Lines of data
* * *

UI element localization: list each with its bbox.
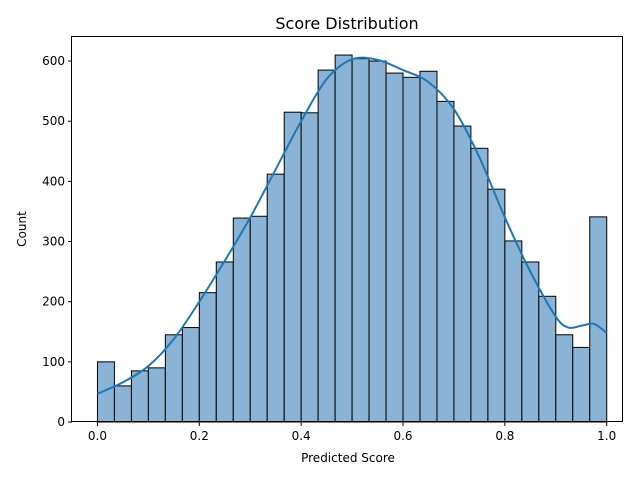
- histogram-bar: [453, 125, 472, 423]
- x-tick-label: 1.0: [597, 429, 616, 443]
- x-tick-label: 0.4: [292, 429, 311, 443]
- histogram-bar: [419, 70, 438, 423]
- y-tick-label: 100: [42, 355, 65, 369]
- histogram-bar: [232, 217, 251, 423]
- histogram-bar: [572, 346, 591, 423]
- histogram-bar: [300, 112, 319, 423]
- x-tick-label: 0.0: [88, 429, 107, 443]
- y-tick-label: 0: [57, 415, 65, 429]
- chart-title: Score Distribution: [275, 14, 418, 33]
- histogram-bar: [470, 147, 489, 423]
- x-axis-label: Predicted Score: [301, 451, 395, 465]
- histogram-bar: [249, 215, 268, 423]
- x-axis-ticks: 0.0 0.2 0.4 0.6 0.8 1.0: [88, 422, 616, 443]
- histogram-bar: [164, 334, 183, 423]
- histogram-bar: [538, 295, 557, 423]
- histogram-bar: [555, 334, 574, 423]
- y-tick-label: 400: [42, 174, 65, 188]
- histogram-bar: [521, 261, 540, 423]
- histogram-bar: [198, 292, 217, 423]
- histogram-bar: [113, 385, 132, 423]
- histogram-bar: [385, 72, 404, 423]
- x-tick-label: 0.8: [495, 429, 514, 443]
- y-tick-label: 200: [42, 295, 65, 309]
- histogram-bar: [504, 240, 523, 423]
- histogram-bar: [334, 54, 353, 423]
- histogram-bar: [215, 261, 234, 423]
- histogram-bar: [283, 111, 302, 423]
- histogram-bar: [351, 58, 370, 423]
- histogram-bar: [589, 216, 608, 423]
- y-axis-label: Count: [15, 211, 29, 247]
- bars-group: [96, 54, 608, 423]
- plot-frame: [71, 36, 623, 422]
- y-tick-label: 300: [42, 235, 65, 249]
- histogram-bar: [147, 367, 166, 423]
- y-axis-ticks: 0 100 200 300 400 500 600: [42, 54, 72, 429]
- x-tick-label: 0.2: [190, 429, 209, 443]
- y-tick-label: 600: [42, 54, 65, 68]
- histogram-bar: [266, 173, 285, 423]
- histogram-bar: [368, 60, 387, 423]
- histogram-bar: [487, 188, 506, 423]
- histogram-bar: [402, 76, 421, 423]
- histogram-bar: [436, 100, 455, 423]
- y-tick-label: 500: [42, 114, 65, 128]
- x-tick-label: 0.6: [393, 429, 412, 443]
- histogram-bar: [181, 327, 200, 423]
- kde-line: [97, 56, 608, 395]
- histogram-bar: [130, 370, 149, 423]
- histogram-bar: [317, 69, 336, 423]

* * *

● To do:
Copy the lines of the listing starting with the line that contains "- histogram-bar: [453, 125, 472, 423]" and continuing through the line that contains "- y-tick-label: 400: [42, 174, 65, 188]", with both of those lines included.

● Response below:
- histogram-bar: [453, 125, 472, 423]
- x-tick-label: 1.0: [597, 429, 616, 443]
- x-tick-label: 0.4: [292, 429, 311, 443]
- histogram-bar: [419, 70, 438, 423]
- y-tick-label: 100: [42, 355, 65, 369]
- histogram-bar: [232, 217, 251, 423]
- histogram-bar: [572, 346, 591, 423]
- histogram-bar: [300, 112, 319, 423]
- x-tick-label: 0.0: [88, 429, 107, 443]
- y-tick-label: 0: [57, 415, 65, 429]
- chart-title: Score Distribution: [275, 14, 418, 33]
- histogram-bar: [470, 147, 489, 423]
- x-axis-label: Predicted Score: [301, 451, 395, 465]
- histogram-bar: [249, 215, 268, 423]
- x-axis-ticks: 0.0 0.2 0.4 0.6 0.8 1.0: [88, 422, 616, 443]
- histogram-bar: [164, 334, 183, 423]
- histogram-bar: [538, 295, 557, 423]
- histogram-bar: [555, 334, 574, 423]
- y-tick-label: 400: [42, 174, 65, 188]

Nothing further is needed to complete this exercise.